EXERCISE REQUIREMENTS: Restate every line of the material, word for word.

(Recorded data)
+--
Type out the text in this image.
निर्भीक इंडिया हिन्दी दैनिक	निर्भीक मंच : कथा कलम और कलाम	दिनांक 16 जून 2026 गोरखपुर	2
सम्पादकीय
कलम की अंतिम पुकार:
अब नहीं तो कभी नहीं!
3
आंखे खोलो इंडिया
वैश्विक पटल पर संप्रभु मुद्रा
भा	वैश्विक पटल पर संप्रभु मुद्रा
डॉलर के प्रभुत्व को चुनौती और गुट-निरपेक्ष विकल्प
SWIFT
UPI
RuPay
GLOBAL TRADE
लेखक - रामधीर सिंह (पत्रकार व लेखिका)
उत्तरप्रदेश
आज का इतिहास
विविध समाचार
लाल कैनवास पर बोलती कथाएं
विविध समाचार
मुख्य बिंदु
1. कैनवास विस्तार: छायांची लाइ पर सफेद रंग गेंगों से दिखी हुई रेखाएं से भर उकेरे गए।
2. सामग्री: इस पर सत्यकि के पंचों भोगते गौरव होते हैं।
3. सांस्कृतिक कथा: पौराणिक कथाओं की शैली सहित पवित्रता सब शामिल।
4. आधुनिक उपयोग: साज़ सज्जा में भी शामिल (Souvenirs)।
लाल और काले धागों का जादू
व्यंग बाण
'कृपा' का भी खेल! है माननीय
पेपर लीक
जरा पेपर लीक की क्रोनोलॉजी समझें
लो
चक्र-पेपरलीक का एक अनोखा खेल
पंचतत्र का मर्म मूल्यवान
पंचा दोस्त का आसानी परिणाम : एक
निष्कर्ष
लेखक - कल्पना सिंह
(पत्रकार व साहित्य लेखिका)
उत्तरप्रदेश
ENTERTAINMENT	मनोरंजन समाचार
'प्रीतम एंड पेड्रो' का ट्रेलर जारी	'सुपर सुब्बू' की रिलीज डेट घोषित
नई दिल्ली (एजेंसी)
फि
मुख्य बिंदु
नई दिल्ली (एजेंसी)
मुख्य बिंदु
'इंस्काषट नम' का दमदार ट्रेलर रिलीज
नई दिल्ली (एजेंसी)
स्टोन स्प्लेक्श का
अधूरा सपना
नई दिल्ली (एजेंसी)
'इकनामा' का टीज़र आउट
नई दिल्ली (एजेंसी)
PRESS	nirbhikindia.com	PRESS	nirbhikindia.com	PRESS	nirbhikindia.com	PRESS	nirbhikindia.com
+--
OUTPUT BELOW:
Type out the text in this image.
निर्भीक इंडिया हिन्दी दैनिक	निर्भीक मंच : कथा कलम और कलाम	दिनांक 16 जून 2026 गोरखपुर	2
सम्पादकीय
कलम की अंतिम पुकार:
अब नहीं तो कभी नहीं!
3
आंखे खोलो इंडिया
वैश्विक पटल पर संप्रभु मुद्रा
भा	वैश्विक पटल पर संप्रभु मुद्रा
डॉलर के प्रभुत्व को चुनौती और गुट-निरपेक्ष विकल्प
SWIFT
UPI
RuPay
GLOBAL TRADE
लेखक - रामधीर सिंह (पत्रकार व लेखिका)
उत्तरप्रदेश
आज का इतिहास
विविध समाचार
लाल कैनवास पर बोलती कथाएं
विविध समाचार
मुख्य बिंदु
1. कैनवास विस्तार: छायांची लाइ पर सफेद रंग गेंगों से दिखी हुई रेखाएं से भर उकेरे गए।
2. सामग्री: इस पर सत्यकि के पंचों भोगते गौरव होते हैं।
3. सांस्कृतिक कथा: पौराणिक कथाओं की शैली सहित पवित्रता सब शामिल।
4. आधुनिक उपयोग: साज़ सज्जा में भी शामिल (Souvenirs)।
लाल और काले धागों का जादू
व्यंग बाण
'कृपा' का भी खेल! है माननीय
पेपर लीक
जरा पेपर लीक की क्रोनोलॉजी समझें
लो
चक्र-पेपरलीक का एक अनोखा खेल
पंचतत्र का मर्म मूल्यवान
पंचा दोस्त का आसानी परिणाम : एक
निष्कर्ष
लेखक - कल्पना सिंह
(पत्रकार व साहित्य लेखिका)
उत्तरप्रदेश
ENTERTAINMENT	मनोरंजन समाचार
'प्रीतम एंड पेड्रो' का ट्रेलर जारी	'सुपर सुब्बू' की रिलीज डेट घोषित
नई दिल्ली (एजेंसी)
फि
मुख्य बिंदु
नई दिल्ली (एजेंसी)
मुख्य बिंदु
'इंस्काषट नम' का दमदार ट्रेलर रिलीज
नई दिल्ली (एजेंसी)
स्टोन स्प्लेक्श का
अधूरा सपना
नई दिल्ली (एजेंसी)
'इकनामा' का टीज़र आउट
नई दिल्ली (एजेंसी)
PRESS	nirbhikindia.com	PRESS	nirbhikindia.com	PRESS	nirbhikindia.com	PRESS	nirbhikindia.com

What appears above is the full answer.